YOUR OBJECTIVE | Leave out the pictures and copy everything else in the entries exactly.

MATERIAL FOR THIS TASK |
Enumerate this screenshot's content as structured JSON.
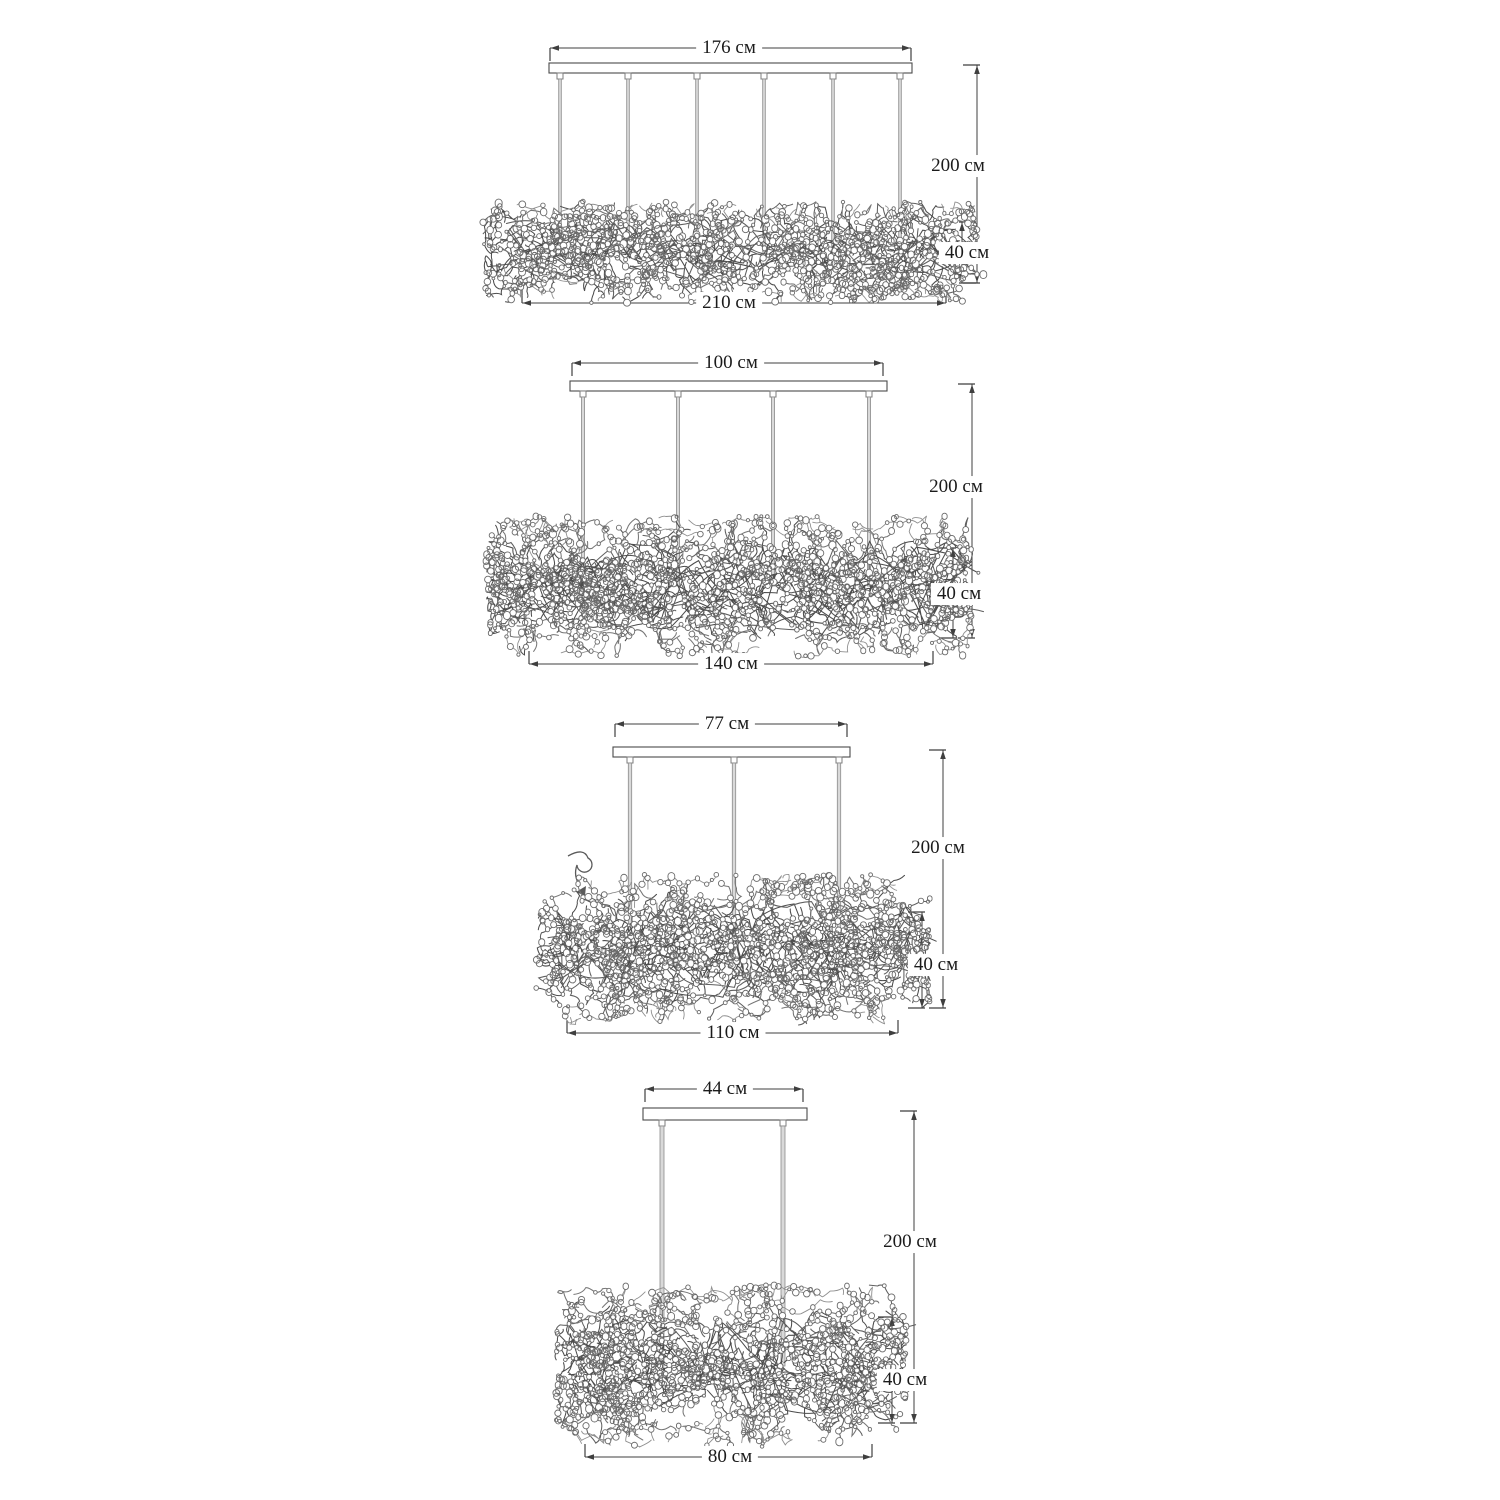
{
  "page": {
    "background": "#ffffff",
    "text_color": "#1b1b1b",
    "line_color": "#3f3f3f",
    "unit": "см"
  },
  "fixtures": [
    {
      "suspension_count": 6,
      "dimensions_cm": {
        "canopy_width": 176,
        "drop_height": 200,
        "body_height": 40,
        "body_width": 210
      },
      "labels": {
        "canopy_width": "176 см",
        "drop_height": "200 см",
        "body_height": "40 см",
        "body_width": "210 см"
      }
    },
    {
      "suspension_count": 4,
      "dimensions_cm": {
        "canopy_width": 100,
        "drop_height": 200,
        "body_height": 40,
        "body_width": 140
      },
      "labels": {
        "canopy_width": "100 см",
        "drop_height": "200 см",
        "body_height": "40 см",
        "body_width": "140 см"
      }
    },
    {
      "suspension_count": 3,
      "dimensions_cm": {
        "canopy_width": 77,
        "drop_height": 200,
        "body_height": 40,
        "body_width": 110
      },
      "labels": {
        "canopy_width": "77 см",
        "drop_height": "200 см",
        "body_height": "40 см",
        "body_width": "110 см"
      }
    },
    {
      "suspension_count": 2,
      "dimensions_cm": {
        "canopy_width": 44,
        "drop_height": 200,
        "body_height": 40,
        "body_width": 80
      },
      "labels": {
        "canopy_width": "44 см",
        "drop_height": "200 см",
        "body_height": "40 см",
        "body_width": "80 см"
      }
    }
  ]
}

TASK RESULT |
Enumerate this screenshot's content as structured JSON.
{
  "page": {
    "background": "#ffffff",
    "text_color": "#1b1b1b",
    "line_color": "#3f3f3f",
    "unit": "см"
  },
  "fixtures": [
    {
      "suspension_count": 6,
      "dimensions_cm": {
        "canopy_width": 176,
        "drop_height": 200,
        "body_height": 40,
        "body_width": 210
      },
      "labels": {
        "canopy_width": "176 см",
        "drop_height": "200 см",
        "body_height": "40 см",
        "body_width": "210 см"
      }
    },
    {
      "suspension_count": 4,
      "dimensions_cm": {
        "canopy_width": 100,
        "drop_height": 200,
        "body_height": 40,
        "body_width": 140
      },
      "labels": {
        "canopy_width": "100 см",
        "drop_height": "200 см",
        "body_height": "40 см",
        "body_width": "140 см"
      }
    },
    {
      "suspension_count": 3,
      "dimensions_cm": {
        "canopy_width": 77,
        "drop_height": 200,
        "body_height": 40,
        "body_width": 110
      },
      "labels": {
        "canopy_width": "77 см",
        "drop_height": "200 см",
        "body_height": "40 см",
        "body_width": "110 см"
      }
    },
    {
      "suspension_count": 2,
      "dimensions_cm": {
        "canopy_width": 44,
        "drop_height": 200,
        "body_height": 40,
        "body_width": 80
      },
      "labels": {
        "canopy_width": "44 см",
        "drop_height": "200 см",
        "body_height": "40 см",
        "body_width": "80 см"
      }
    }
  ]
}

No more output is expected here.